▶ _What needs to be done_: Gather all lines in the records below that include the word "this".
◆ ◆ ◆
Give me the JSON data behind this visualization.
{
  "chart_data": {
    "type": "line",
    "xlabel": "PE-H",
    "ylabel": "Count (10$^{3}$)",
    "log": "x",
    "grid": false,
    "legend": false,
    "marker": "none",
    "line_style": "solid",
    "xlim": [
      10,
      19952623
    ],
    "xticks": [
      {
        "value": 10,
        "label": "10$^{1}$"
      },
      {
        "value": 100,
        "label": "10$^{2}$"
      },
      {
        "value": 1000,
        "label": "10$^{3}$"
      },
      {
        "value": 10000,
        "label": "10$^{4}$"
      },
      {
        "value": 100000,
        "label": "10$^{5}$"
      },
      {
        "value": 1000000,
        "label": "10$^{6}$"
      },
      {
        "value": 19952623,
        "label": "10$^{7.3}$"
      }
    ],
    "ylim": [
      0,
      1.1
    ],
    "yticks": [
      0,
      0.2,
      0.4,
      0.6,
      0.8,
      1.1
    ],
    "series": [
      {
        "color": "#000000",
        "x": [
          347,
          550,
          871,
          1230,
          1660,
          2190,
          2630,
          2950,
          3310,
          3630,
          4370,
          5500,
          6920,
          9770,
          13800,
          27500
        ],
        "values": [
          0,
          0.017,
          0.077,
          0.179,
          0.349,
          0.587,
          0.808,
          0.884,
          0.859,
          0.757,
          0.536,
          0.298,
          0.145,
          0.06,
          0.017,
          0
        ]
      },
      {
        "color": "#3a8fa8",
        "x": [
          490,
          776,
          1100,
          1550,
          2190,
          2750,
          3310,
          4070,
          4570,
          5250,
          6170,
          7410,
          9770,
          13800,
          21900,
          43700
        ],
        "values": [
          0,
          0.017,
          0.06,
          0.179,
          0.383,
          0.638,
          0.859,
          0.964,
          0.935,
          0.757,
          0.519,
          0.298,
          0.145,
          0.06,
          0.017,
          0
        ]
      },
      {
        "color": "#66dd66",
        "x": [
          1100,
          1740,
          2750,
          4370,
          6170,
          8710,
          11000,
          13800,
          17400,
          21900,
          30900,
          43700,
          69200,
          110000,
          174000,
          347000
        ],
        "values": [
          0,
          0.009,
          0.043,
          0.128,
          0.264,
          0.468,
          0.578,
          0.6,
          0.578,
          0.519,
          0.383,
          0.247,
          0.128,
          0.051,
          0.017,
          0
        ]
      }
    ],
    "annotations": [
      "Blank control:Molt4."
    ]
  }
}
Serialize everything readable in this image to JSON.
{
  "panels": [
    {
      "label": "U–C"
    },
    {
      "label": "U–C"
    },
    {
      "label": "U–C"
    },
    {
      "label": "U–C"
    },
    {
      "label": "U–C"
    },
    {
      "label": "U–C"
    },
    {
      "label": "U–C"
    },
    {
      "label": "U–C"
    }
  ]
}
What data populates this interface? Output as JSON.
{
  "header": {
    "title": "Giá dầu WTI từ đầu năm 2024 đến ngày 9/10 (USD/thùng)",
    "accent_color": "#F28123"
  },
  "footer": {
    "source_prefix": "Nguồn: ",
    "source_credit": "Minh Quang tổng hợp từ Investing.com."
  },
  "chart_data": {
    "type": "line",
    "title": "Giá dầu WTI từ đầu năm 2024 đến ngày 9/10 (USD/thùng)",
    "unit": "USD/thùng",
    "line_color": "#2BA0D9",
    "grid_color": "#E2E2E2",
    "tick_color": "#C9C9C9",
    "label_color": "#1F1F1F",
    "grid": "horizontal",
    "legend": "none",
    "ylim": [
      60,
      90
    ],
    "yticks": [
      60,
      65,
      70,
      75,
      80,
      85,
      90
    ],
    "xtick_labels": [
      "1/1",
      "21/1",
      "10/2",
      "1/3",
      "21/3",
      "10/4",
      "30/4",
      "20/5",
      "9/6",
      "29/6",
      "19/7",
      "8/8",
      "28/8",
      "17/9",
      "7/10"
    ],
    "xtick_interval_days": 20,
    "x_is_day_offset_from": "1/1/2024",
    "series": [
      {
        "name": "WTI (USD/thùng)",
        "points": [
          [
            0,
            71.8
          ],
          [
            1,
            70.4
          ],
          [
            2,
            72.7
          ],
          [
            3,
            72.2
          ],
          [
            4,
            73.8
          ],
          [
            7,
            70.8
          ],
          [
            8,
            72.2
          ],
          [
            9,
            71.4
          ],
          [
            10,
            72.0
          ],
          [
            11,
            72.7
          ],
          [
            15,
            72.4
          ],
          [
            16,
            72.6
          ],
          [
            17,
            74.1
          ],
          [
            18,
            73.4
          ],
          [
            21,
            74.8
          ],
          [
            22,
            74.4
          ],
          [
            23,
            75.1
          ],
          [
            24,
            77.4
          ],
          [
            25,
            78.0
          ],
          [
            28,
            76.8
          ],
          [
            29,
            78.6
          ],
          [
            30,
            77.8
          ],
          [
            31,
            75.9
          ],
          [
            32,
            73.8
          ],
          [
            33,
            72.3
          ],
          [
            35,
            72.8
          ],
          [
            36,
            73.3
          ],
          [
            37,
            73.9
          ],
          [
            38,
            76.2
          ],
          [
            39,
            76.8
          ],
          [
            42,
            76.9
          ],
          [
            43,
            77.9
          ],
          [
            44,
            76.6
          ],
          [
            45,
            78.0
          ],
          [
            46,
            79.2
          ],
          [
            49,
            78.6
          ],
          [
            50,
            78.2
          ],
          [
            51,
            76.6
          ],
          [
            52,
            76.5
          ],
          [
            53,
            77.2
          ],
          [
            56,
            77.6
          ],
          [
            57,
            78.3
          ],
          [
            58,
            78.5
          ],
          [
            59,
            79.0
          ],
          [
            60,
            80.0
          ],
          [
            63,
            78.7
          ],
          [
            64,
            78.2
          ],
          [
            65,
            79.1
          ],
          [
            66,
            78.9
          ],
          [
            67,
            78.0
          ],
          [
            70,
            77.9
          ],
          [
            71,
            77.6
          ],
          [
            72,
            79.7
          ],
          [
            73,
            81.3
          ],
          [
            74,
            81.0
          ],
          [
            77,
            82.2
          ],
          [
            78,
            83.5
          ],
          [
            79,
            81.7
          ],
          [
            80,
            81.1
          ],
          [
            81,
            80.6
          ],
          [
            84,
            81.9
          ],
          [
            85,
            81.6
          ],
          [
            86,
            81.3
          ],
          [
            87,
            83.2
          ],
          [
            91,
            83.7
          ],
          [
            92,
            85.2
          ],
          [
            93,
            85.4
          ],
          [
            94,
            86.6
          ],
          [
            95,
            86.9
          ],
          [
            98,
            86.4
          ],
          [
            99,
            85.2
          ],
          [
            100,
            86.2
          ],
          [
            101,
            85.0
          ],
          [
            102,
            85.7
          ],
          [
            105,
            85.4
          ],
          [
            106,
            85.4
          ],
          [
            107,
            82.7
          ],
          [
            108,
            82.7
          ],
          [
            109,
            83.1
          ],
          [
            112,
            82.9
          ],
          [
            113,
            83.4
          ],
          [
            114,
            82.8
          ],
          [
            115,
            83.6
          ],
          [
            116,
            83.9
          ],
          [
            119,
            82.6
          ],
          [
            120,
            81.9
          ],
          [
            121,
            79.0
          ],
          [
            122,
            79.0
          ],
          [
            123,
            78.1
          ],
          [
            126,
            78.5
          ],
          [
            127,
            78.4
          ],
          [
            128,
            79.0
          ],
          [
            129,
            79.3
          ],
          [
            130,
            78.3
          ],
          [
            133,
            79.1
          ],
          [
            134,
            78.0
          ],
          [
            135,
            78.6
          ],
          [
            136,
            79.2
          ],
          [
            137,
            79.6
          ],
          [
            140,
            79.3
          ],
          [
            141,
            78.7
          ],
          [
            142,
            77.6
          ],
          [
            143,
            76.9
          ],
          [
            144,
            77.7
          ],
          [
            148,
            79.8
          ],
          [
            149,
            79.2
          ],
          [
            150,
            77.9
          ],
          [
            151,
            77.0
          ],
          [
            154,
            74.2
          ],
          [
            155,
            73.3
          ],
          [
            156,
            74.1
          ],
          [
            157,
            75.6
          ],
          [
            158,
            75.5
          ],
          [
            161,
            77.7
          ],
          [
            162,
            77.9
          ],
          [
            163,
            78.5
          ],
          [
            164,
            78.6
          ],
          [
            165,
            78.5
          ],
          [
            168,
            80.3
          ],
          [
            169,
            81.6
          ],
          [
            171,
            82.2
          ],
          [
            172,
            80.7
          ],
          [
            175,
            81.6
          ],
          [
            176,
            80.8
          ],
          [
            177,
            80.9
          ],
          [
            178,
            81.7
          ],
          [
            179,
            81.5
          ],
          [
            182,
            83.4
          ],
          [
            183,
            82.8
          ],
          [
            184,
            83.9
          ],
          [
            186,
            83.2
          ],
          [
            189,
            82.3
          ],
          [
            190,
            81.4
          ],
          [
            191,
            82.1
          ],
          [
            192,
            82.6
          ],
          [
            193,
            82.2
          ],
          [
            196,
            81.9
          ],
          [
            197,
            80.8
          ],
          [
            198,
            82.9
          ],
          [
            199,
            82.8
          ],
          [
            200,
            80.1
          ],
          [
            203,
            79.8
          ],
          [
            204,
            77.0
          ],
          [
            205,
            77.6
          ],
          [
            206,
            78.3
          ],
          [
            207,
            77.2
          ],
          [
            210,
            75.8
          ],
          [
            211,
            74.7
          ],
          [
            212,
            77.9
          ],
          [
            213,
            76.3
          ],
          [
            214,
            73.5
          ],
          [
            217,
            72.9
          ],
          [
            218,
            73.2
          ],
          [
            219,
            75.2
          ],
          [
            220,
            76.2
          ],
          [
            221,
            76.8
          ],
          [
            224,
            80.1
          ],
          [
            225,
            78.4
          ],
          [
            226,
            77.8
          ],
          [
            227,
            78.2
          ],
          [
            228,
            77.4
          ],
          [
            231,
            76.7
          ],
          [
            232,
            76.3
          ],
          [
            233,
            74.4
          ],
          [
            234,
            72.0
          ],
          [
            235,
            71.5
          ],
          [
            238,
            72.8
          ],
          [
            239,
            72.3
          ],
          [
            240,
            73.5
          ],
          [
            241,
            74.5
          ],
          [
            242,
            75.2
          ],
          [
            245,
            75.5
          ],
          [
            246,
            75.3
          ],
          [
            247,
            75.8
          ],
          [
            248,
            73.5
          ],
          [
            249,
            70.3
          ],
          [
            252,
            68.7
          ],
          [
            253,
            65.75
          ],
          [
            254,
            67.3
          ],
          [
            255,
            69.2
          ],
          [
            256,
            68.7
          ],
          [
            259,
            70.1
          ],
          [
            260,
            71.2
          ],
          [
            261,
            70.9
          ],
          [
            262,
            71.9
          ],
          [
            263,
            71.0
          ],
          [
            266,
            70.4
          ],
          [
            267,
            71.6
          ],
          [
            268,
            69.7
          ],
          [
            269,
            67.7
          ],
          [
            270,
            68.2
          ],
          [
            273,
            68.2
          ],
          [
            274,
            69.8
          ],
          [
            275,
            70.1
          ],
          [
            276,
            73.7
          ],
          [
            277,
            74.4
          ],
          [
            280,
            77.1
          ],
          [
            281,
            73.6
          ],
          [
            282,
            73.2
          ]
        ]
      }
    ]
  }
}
◆ ◆ ◆
▶ _Final answer_:
Give me the JSON data behind this visualization.
Serialize everything readable in this image to JSON.
What data populates this interface? Output as JSON.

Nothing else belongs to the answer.